**The problem**
Whenever a line below holds the word "also", copy that line.

Records
* start *

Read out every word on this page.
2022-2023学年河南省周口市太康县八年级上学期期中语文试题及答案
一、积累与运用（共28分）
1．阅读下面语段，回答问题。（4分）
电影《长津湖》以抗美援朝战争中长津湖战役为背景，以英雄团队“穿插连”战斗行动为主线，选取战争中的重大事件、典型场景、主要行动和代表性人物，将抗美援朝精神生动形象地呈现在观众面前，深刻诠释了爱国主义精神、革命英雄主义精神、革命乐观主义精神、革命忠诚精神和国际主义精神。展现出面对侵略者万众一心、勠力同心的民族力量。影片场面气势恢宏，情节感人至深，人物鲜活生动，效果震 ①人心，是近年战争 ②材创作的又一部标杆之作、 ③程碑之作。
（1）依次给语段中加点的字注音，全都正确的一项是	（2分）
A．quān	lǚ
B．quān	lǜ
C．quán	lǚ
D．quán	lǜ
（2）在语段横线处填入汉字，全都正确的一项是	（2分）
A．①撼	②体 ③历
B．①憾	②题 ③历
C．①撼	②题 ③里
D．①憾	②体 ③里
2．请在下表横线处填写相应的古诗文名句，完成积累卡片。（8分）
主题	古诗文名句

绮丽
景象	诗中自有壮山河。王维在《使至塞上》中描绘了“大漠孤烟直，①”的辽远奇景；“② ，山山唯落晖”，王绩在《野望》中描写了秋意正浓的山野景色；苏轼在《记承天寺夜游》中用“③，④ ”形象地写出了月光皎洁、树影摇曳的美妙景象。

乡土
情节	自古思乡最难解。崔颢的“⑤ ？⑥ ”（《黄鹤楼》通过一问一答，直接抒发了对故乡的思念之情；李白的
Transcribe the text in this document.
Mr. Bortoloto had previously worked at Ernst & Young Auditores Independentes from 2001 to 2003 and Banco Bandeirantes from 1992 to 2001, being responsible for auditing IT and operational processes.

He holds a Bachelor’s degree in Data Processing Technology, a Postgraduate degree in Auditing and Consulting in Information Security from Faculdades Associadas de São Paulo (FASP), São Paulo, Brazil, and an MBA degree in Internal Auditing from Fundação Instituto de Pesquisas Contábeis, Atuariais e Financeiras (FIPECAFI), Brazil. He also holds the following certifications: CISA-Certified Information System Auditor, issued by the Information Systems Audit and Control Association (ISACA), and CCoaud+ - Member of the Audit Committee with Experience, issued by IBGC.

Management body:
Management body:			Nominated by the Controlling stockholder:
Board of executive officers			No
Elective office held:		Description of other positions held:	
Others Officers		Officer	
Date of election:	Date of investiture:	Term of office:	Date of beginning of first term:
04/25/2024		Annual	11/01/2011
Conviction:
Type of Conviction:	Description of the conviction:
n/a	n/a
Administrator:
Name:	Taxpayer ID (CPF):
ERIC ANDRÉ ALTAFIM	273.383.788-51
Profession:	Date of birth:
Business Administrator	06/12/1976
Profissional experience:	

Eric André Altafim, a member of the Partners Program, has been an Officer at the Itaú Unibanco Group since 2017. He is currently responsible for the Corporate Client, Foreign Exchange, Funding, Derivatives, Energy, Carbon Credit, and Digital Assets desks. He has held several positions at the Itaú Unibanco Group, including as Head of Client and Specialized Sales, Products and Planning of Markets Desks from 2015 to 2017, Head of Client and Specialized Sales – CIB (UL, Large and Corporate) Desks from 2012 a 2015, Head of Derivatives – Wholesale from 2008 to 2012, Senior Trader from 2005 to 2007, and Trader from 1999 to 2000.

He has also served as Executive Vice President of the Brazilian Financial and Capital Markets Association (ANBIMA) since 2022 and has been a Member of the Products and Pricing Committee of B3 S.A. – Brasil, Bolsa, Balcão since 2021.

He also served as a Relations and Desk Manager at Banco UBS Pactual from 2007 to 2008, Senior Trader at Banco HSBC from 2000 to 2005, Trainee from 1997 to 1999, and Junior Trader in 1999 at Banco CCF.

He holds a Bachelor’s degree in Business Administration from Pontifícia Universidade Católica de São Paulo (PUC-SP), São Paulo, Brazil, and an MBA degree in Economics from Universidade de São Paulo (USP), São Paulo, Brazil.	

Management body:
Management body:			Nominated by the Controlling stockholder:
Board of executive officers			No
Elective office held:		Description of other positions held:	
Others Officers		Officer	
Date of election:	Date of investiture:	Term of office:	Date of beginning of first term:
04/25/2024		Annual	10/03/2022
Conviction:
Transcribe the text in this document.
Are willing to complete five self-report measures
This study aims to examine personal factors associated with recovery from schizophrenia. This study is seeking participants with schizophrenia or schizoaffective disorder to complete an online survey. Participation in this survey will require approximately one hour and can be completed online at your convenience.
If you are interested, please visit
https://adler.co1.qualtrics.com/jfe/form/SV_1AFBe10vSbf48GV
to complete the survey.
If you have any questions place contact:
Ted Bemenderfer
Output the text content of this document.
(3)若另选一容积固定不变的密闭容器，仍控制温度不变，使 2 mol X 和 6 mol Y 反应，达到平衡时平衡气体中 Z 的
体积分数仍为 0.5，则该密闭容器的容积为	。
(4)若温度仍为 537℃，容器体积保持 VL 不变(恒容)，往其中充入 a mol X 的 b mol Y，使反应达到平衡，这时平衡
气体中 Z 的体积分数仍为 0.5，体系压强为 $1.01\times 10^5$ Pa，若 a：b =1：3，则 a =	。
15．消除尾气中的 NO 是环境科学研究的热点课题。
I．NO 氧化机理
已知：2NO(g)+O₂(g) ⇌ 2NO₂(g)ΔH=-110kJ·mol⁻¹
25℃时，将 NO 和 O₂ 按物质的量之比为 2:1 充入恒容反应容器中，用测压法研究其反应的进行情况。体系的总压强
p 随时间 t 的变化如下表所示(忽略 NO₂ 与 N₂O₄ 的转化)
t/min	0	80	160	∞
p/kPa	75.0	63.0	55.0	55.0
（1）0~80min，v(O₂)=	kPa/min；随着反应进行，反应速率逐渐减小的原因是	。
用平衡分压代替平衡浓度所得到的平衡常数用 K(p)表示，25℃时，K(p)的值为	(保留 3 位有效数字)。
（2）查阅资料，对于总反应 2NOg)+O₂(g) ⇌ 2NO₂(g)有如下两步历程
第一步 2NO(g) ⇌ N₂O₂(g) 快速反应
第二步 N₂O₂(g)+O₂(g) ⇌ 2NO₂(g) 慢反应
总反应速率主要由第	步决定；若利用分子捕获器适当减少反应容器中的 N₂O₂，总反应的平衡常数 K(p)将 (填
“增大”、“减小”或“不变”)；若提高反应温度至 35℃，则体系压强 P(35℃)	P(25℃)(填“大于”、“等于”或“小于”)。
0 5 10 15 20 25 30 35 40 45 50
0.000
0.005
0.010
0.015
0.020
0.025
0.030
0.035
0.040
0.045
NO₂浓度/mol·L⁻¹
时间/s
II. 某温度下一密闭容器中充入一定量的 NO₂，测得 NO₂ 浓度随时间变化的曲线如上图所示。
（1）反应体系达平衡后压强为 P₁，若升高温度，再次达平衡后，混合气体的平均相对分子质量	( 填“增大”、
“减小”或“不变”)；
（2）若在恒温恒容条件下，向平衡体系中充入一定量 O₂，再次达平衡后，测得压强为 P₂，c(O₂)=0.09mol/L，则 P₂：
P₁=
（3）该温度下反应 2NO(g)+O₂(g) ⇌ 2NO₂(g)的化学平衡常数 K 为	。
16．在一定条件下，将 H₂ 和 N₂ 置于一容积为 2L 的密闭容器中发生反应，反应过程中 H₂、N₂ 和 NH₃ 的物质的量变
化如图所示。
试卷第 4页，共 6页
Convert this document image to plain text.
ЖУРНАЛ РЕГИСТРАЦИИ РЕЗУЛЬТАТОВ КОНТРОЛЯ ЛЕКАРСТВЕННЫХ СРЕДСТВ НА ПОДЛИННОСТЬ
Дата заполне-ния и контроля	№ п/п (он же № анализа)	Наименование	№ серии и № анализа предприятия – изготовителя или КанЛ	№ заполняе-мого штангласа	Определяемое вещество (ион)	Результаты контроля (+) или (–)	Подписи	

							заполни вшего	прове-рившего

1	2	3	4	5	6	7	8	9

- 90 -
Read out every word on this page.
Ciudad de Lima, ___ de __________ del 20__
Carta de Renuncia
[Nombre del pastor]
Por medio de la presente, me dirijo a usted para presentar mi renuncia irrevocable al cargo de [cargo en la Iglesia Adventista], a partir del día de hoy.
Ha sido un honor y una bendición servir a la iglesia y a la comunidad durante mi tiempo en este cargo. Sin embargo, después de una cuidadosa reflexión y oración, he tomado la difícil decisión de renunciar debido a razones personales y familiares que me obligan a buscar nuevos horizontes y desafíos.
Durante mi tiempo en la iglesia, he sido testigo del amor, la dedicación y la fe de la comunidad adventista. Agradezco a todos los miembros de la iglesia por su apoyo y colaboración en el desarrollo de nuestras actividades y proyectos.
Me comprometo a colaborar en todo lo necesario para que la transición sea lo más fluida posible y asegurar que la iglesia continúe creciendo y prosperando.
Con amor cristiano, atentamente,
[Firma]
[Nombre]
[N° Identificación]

* end *

**Exercise answer**
He holds a Bachelor’s degree in Data Processing Technology, a Postgraduate degree in Auditing and Consulting in Information Security from Faculdades Associadas de São Paulo (FASP), São Paulo, Brazil, and an MBA degree in Internal Auditing from Fundação Instituto de Pesquisas Contábeis, Atuariais e Financeiras (FIPECAFI), Brazil. He also holds the following certifications: CISA-Certified Information System Auditor, issued by the Information Systems Audit and Control Association (ISACA), and CCoaud+ - Member of the Audit Committee with Experience, issued by IBGC.
He has also served as Executive Vice President of the Brazilian Financial and Capital Markets Association (ANBIMA) since 2022 and has been a Member of the Products and Pricing Committee of B3 S.A. – Brasil, Bolsa, Balcão since 2021.
He also served as a Relations and Desk Manager at Banco UBS Pactual from 2007 to 2008, Senior Trader at Banco HSBC from 2000 to 2005, Trainee from 1997 to 1999, and Junior Trader in 1999 at Banco CCF.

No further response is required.